## Challenge
Go through the records and copy each line where the word "Walter" occurs.

## Data provided

***

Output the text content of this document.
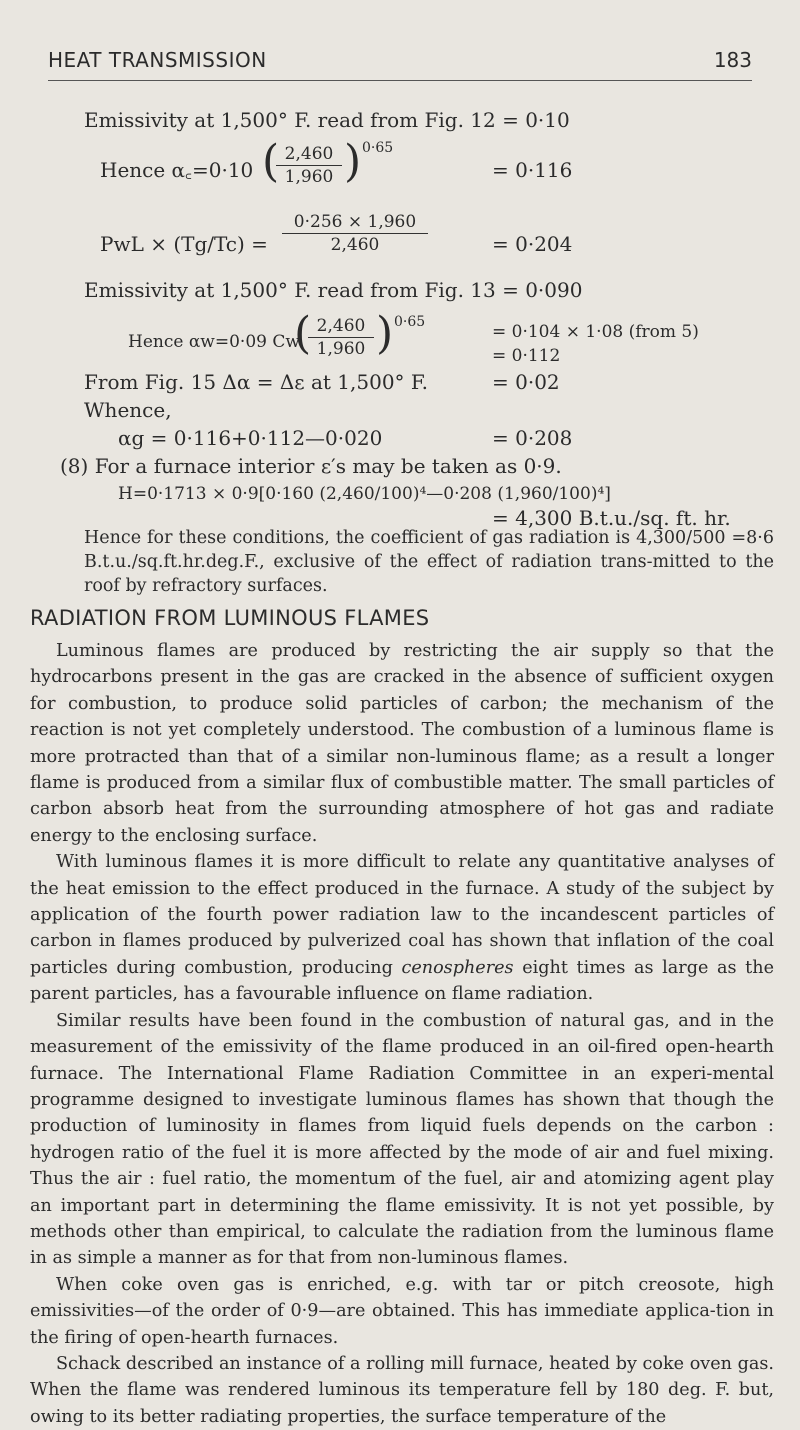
HEAT TRANSMISSION	183
Emissivity at 1,500° F. read from Fig. 12 = 0·10
Hence α꜀=0·10 ( 2,460
1,960 ) 0·65
= 0·116
PwL × (Tg/Tc) =
0·256 × 1,960
2,460	= 0·204
Emissivity at 1,500° F. read from Fig. 13 = 0·090
Hence αw=0·09 Cw
( 2,460
1,960 ) 0·65	= 0·104 × 1·08 (from 5)
= 0·112
From Fig. 15 Δα = Δε at 1,500° F.	= 0·02
Whence,
αg = 0·116+0·112—0·020	= 0·208
(8) For a furnace interior ε′s may be taken as 0·9.
H=0·1713 × 0·9[0·160 (2,460/100)⁴—0·208 (1,960/100)⁴]
= 4,300 B.t.u./sq. ft. hr.

Hence for these conditions, the coefficient of gas radiation is 4,300/500 =8·6 B.t.u./sq.ft.hr.deg.F., exclusive of the effect of radiation trans-mitted to the roof by refractory surfaces.

RADIATION FROM LUMINOUS FLAMES

Luminous flames are produced by restricting the air supply so that the hydrocarbons present in the gas are cracked in the absence of sufficient oxygen for combustion, to produce solid particles of carbon; the mechanism of the reaction is not yet completely understood. The combustion of a luminous flame is more protracted than that of a similar non-luminous flame; as a result a longer flame is produced from a similar flux of combustible matter. The small particles of carbon absorb heat from the surrounding atmosphere of hot gas and radiate energy to the enclosing surface.

With luminous flames it is more difficult to relate any quantitative analyses of the heat emission to the effect produced in the furnace. A study of the subject by application of the fourth power radiation law to the incandescent particles of carbon in flames produced by pulverized coal has shown that inflation of the coal particles during combustion, producing cenospheres eight times as large as the parent particles, has a favourable influence on flame radiation.

Similar results have been found in the combustion of natural gas, and in the measurement of the emissivity of the flame produced in an oil-fired open-hearth furnace. The International Flame Radiation Committee in an experi-mental programme designed to investigate luminous flames has shown that though the production of luminosity in flames from liquid fuels depends on the carbon : hydrogen ratio of the fuel it is more affected by the mode of air and fuel mixing. Thus the air : fuel ratio, the momentum of the fuel, air and atomizing agent play an important part in determining the flame emissivity. It is not yet possible, by methods other than empirical, to calculate the radiation from the luminous flame in as simple a manner as for that from non-luminous flames.

When coke oven gas is enriched, e.g. with tar or pitch creosote, high emissivities—of the order of 0·9—are obtained. This has immediate applica-tion in the firing of open-hearth furnaces.

Schack described an instance of a rolling mill furnace, heated by coke oven gas. When the flame was rendered luminous its temperature fell by 180 deg. F. but, owing to its better radiating properties, the surface temperature of the
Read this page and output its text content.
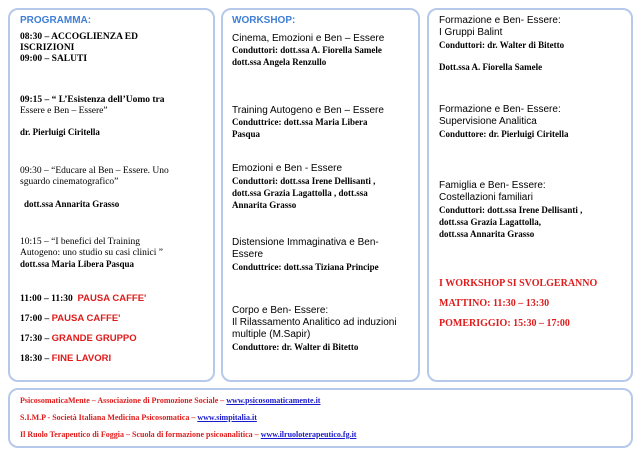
PROGRAMMA:
08:30 – ACCOGLIENZA ED
ISCRIZIONI
09:00 – SALUTI
09:15 – “ L’Esistenza dell’Uomo tra
Essere e Ben – Essere”
dr. Pierluigi Ciritella
09:30 – “Educare al Ben – Essere. Uno
sguardo cinematografico”
dott.ssa Annarita Grasso
10:15 – “I benefici del Training
Autogeno: uno studio su casi clinici ”
dott.ssa Maria Libera Pasqua
11:00 – 11:30 PAUSA CAFFE'
17:00 – PAUSA CAFFE'
17:30 – GRANDE GRUPPO
18:30 – FINE LAVORI
WORKSHOP:
Cinema, Emozioni e Ben – Essere
Conduttori: dott.ssa A. Fiorella Samele
dott.ssa Angela Renzullo
Training Autogeno e Ben – Essere
Conduttrice: dott.ssa Maria Libera
Pasqua
Emozioni e Ben - Essere
Conduttori: dott.ssa Irene Dellisanti ,
dott.ssa Grazia Lagattolla , dott.ssa
Annarita Grasso
Distensione Immaginativa e Ben-
Essere
Conduttrice: dott.ssa Tiziana Principe
Corpo e Ben- Essere:
Il Rilassamento Analitico ad induzioni
multiple (M.Sapir)
Conduttore: dr. Walter di Bitetto
Formazione e Ben- Essere:
I Gruppi Balint
Conduttori: dr. Walter di Bitetto
Dott.ssa A. Fiorella Samele
Formazione e Ben- Essere:
Supervisione Analitica
Conduttore: dr. Pierluigi Ciritella
Famiglia e Ben- Essere:
Costellazioni familiari
Conduttori: dott.ssa Irene Dellisanti ,
dott.ssa Grazia Lagattolla,
dott.ssa Annarita Grasso
I WORKSHOP SI SVOLGERANNO
MATTINO: 11:30 – 13:30
POMERIGGIO: 15:30 – 17:00
PsicosomaticaMente – Associazione di Promozione Sociale – www.psicosomaticamente.it
S.I.M.P - Società Italiana Medicina Psicosomatica – www.simpitalia.it
Il Ruolo Terapeutico di Foggia – Scuola di formazione psicoanalitica – www.ilruoloterapeutico.fg.it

***

## Task solution
Conduttore: dr. Walter di Bitetto
Conduttori: dr. Walter di Bitetto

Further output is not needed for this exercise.